Figure contents as structured data
* Start *
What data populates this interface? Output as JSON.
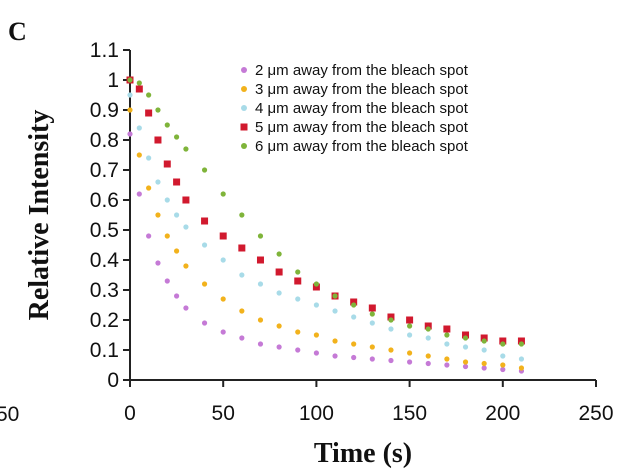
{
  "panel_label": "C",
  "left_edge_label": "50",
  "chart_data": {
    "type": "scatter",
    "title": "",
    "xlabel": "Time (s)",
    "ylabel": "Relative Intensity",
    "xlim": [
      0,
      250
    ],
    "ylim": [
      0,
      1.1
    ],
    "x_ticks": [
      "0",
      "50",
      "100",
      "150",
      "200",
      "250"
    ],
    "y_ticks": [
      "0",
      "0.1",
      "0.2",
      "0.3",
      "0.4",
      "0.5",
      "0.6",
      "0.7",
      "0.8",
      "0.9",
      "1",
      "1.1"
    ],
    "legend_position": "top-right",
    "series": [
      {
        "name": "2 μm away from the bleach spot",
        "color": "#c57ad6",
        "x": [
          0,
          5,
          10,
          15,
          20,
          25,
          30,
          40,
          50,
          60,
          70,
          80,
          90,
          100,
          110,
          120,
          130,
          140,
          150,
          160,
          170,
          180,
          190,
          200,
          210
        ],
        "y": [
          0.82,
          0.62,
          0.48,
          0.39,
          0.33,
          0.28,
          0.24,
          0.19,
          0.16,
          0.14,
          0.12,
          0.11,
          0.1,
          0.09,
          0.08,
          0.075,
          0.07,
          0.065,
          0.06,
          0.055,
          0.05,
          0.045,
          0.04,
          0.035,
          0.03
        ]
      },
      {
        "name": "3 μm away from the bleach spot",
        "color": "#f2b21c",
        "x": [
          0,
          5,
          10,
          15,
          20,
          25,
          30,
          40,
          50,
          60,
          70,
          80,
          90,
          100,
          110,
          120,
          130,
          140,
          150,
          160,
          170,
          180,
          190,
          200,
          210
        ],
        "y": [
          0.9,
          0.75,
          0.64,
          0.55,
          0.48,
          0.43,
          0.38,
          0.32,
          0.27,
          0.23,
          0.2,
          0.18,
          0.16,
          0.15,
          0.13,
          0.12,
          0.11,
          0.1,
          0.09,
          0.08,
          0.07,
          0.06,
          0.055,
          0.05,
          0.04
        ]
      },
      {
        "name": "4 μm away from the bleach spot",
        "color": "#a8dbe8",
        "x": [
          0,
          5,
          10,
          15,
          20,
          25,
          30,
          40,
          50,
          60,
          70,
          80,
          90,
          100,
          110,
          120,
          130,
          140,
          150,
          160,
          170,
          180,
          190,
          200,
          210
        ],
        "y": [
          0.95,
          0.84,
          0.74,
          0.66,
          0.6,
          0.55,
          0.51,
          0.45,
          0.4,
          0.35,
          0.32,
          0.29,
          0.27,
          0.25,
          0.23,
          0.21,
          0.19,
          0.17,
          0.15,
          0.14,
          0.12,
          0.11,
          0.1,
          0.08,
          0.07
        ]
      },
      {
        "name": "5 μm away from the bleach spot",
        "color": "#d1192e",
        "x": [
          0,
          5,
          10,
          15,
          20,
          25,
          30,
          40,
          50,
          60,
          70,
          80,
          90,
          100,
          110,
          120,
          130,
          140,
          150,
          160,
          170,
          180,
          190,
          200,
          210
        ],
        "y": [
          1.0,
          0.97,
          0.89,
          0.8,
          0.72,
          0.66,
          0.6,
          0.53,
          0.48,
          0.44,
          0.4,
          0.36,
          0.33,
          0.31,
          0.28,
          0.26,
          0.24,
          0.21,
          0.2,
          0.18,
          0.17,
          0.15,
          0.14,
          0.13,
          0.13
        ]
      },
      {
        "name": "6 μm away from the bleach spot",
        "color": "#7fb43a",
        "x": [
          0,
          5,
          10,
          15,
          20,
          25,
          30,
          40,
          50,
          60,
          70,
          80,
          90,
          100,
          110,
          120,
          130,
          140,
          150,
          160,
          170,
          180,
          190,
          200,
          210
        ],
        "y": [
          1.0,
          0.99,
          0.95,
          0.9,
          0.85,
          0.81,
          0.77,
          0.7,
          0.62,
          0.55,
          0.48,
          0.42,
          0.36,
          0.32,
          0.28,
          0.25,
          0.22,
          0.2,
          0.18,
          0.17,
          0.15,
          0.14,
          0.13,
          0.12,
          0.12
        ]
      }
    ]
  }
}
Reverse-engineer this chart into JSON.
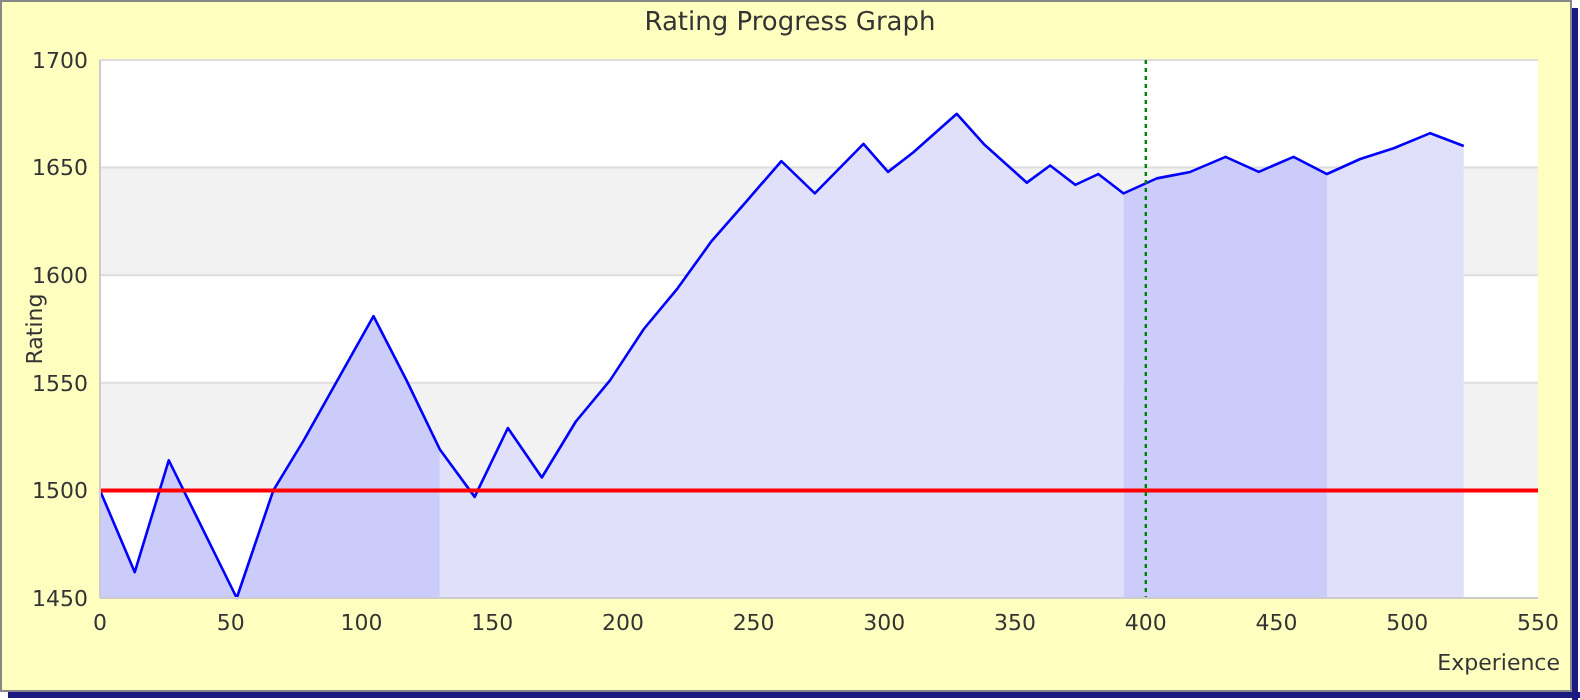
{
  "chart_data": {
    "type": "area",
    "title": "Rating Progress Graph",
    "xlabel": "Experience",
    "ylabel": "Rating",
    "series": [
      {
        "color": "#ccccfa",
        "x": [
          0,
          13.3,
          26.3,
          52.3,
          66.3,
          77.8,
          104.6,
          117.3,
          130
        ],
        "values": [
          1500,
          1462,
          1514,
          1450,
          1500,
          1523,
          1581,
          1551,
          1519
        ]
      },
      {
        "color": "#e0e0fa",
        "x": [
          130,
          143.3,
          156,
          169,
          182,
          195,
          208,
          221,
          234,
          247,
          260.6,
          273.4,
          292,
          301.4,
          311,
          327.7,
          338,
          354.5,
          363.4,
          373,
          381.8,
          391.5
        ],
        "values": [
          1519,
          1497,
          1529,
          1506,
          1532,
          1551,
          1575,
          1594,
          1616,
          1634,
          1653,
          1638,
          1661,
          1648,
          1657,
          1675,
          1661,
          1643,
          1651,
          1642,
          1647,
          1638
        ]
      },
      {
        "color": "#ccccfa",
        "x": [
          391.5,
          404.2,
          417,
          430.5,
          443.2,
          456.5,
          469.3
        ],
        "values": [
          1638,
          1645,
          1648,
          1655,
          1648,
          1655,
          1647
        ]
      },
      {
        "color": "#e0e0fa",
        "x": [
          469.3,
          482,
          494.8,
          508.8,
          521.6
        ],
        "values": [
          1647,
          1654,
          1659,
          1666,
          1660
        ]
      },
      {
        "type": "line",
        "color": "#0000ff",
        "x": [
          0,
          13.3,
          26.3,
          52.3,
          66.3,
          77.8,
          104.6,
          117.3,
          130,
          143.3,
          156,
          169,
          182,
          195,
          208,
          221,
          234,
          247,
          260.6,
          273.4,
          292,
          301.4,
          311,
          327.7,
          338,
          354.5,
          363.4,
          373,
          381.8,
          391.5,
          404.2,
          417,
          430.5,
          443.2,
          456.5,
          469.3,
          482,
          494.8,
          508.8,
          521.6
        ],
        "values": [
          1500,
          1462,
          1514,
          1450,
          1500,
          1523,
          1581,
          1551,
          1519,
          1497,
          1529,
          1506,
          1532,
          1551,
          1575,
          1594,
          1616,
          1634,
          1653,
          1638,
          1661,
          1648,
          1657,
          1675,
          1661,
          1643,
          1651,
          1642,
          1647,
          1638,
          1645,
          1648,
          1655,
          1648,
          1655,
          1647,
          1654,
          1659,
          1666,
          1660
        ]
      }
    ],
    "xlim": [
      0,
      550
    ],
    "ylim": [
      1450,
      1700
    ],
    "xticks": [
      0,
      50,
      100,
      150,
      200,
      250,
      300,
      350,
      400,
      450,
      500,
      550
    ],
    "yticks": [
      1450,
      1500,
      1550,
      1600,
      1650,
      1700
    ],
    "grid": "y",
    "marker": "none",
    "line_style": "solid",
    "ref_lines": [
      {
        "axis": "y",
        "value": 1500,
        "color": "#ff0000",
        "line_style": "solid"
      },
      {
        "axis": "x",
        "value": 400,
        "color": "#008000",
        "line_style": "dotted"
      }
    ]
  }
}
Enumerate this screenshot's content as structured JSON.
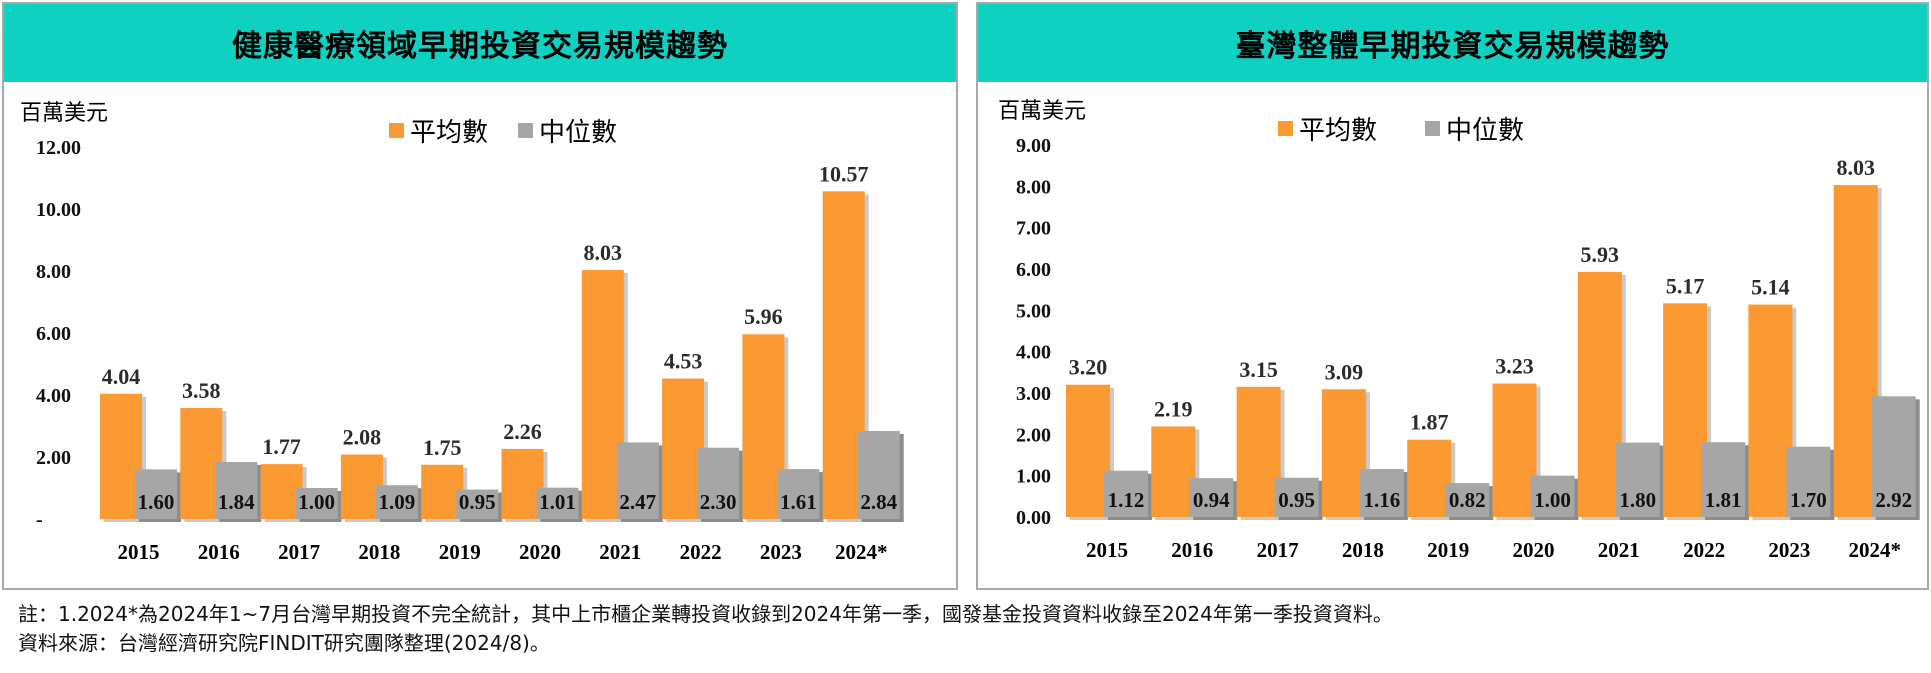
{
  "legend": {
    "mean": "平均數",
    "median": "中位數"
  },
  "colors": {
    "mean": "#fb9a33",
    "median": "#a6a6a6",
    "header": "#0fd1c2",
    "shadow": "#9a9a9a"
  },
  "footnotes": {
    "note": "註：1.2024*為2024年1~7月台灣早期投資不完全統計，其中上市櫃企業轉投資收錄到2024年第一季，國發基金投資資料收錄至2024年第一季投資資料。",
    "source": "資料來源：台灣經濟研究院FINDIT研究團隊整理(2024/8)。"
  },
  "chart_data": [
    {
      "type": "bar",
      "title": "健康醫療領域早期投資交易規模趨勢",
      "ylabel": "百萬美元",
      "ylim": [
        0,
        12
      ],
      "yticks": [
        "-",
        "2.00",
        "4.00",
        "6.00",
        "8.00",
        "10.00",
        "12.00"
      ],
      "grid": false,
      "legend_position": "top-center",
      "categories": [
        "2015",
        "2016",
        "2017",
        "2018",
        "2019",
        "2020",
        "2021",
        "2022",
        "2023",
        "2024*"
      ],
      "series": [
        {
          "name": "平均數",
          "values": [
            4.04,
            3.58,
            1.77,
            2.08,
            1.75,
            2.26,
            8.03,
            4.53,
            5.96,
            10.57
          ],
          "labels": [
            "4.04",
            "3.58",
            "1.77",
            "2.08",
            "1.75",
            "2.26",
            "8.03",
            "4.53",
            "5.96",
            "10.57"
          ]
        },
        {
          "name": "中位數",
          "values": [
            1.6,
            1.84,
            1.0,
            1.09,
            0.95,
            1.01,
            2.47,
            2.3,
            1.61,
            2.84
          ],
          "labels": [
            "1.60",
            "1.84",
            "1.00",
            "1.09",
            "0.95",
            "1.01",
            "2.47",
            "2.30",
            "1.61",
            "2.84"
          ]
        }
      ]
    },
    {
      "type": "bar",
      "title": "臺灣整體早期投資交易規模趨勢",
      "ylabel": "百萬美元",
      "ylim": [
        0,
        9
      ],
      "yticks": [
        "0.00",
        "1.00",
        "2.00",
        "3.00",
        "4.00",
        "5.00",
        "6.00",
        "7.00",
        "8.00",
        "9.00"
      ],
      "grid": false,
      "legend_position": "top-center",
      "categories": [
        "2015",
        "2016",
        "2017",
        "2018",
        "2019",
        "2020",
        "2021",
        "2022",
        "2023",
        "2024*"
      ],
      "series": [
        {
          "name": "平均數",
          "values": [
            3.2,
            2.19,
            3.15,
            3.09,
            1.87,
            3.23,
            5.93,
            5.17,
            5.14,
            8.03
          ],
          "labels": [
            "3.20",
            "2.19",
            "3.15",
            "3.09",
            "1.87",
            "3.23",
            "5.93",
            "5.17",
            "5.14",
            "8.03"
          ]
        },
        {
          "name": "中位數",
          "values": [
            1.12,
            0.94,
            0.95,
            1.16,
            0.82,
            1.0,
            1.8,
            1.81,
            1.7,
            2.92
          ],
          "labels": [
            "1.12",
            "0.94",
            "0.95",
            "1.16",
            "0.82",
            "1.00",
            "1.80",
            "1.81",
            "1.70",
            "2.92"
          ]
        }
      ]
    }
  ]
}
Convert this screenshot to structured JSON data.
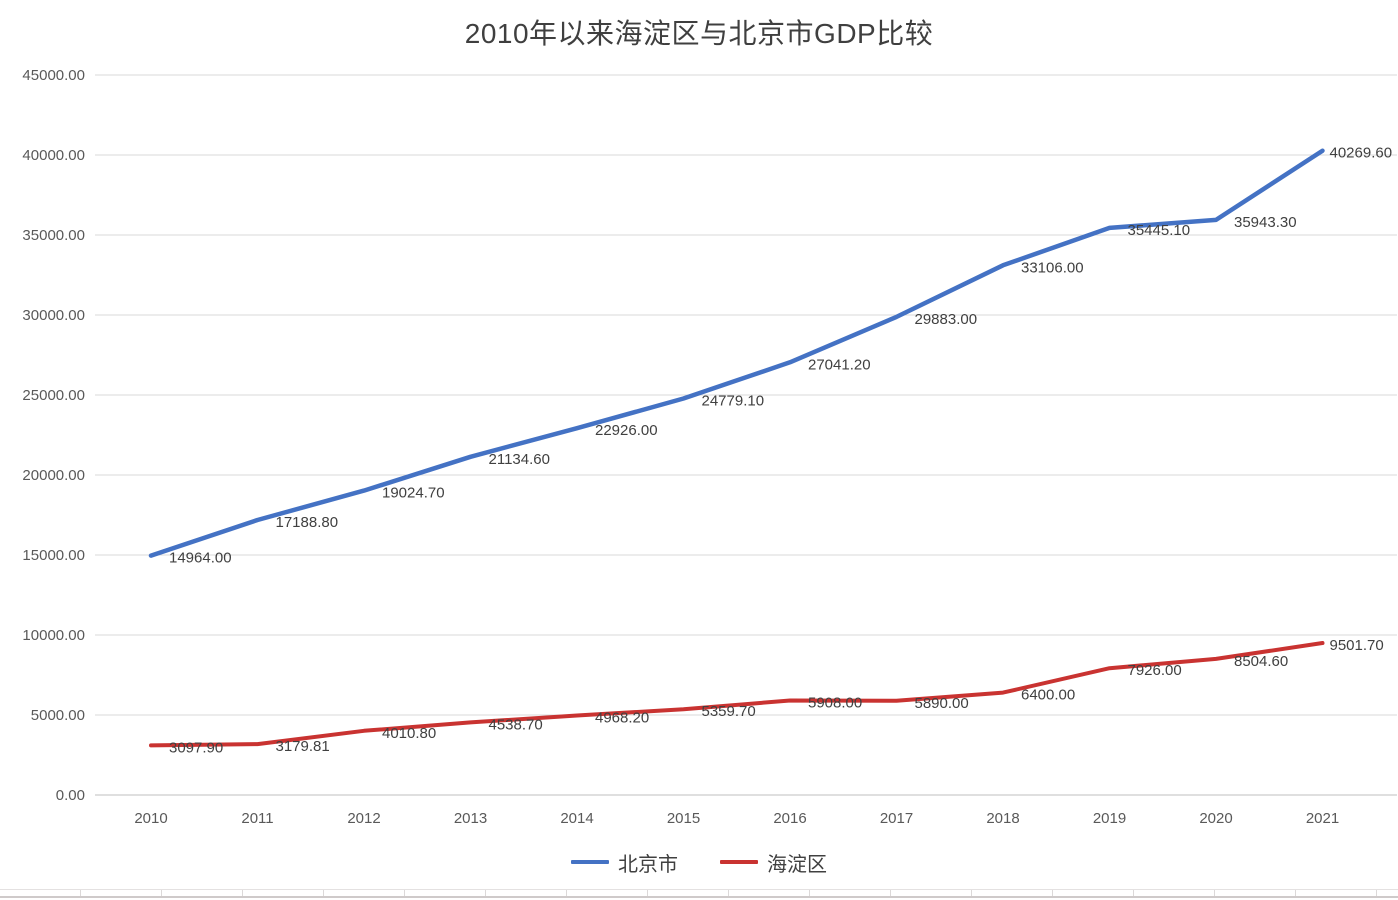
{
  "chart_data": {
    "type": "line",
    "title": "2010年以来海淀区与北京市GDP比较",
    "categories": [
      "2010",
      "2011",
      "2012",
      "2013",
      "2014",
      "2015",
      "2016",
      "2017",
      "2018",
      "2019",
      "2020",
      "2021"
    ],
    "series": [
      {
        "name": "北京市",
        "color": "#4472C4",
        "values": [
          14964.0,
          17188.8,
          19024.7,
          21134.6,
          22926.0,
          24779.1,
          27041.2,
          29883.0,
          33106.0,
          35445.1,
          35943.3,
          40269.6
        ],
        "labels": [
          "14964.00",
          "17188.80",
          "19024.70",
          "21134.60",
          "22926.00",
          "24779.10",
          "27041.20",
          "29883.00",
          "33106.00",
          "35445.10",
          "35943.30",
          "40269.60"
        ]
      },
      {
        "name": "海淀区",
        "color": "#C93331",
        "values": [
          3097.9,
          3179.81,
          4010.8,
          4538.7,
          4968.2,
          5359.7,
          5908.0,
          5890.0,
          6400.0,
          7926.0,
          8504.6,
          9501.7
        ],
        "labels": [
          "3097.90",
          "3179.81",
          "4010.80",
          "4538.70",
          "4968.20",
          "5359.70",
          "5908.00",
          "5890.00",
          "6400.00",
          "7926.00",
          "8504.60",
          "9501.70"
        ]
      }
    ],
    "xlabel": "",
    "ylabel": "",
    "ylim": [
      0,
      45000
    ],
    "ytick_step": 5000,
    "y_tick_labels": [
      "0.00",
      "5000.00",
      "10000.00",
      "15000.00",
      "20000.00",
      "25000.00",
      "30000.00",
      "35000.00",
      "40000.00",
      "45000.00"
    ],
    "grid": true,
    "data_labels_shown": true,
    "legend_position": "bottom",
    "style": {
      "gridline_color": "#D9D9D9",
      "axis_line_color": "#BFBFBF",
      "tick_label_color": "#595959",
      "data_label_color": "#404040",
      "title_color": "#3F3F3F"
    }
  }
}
* End *
● **What you should do**
Pick out the lines that contain "screenshot" and copy them.

● **Answer for the task**
Enumerate this screenshot's content as structured JSON.
Convert this screenshot to structured JSON data.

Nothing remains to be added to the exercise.